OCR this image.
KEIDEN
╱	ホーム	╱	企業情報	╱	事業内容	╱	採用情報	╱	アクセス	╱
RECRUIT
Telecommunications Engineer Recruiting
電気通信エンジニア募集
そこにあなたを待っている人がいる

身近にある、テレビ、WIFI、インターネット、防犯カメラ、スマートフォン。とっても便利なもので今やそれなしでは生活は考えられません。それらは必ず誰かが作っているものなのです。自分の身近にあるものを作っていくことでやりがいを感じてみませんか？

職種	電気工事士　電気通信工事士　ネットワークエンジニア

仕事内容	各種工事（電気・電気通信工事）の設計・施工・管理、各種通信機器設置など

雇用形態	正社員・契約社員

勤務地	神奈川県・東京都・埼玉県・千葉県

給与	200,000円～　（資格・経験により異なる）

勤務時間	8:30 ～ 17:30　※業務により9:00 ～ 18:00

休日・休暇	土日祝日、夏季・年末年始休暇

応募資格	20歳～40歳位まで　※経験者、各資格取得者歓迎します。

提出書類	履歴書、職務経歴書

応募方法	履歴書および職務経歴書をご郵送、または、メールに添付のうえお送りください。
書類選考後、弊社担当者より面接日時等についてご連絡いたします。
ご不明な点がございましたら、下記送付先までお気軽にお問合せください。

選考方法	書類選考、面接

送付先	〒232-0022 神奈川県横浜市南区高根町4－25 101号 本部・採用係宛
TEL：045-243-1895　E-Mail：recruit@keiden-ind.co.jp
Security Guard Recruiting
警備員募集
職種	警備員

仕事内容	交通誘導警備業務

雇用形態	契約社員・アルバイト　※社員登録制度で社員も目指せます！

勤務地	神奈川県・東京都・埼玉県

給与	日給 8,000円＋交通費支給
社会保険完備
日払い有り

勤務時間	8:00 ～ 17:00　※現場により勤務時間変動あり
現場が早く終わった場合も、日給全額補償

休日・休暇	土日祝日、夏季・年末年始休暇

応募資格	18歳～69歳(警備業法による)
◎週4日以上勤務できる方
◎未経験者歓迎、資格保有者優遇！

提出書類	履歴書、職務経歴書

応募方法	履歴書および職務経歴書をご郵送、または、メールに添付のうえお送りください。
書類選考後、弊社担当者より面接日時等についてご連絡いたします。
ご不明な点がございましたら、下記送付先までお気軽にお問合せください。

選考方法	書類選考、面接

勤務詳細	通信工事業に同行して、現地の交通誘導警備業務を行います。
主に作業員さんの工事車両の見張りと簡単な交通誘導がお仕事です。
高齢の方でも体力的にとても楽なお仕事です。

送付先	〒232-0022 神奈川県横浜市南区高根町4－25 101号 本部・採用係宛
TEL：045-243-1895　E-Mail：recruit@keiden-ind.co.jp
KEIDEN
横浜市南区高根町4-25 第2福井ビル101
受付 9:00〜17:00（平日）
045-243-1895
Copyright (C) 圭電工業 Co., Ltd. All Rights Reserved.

= = =

Written problem: A line counts if it holds the word "仕事内容". Work out how many lines in the listing count, and give only that number.

Full answer: 2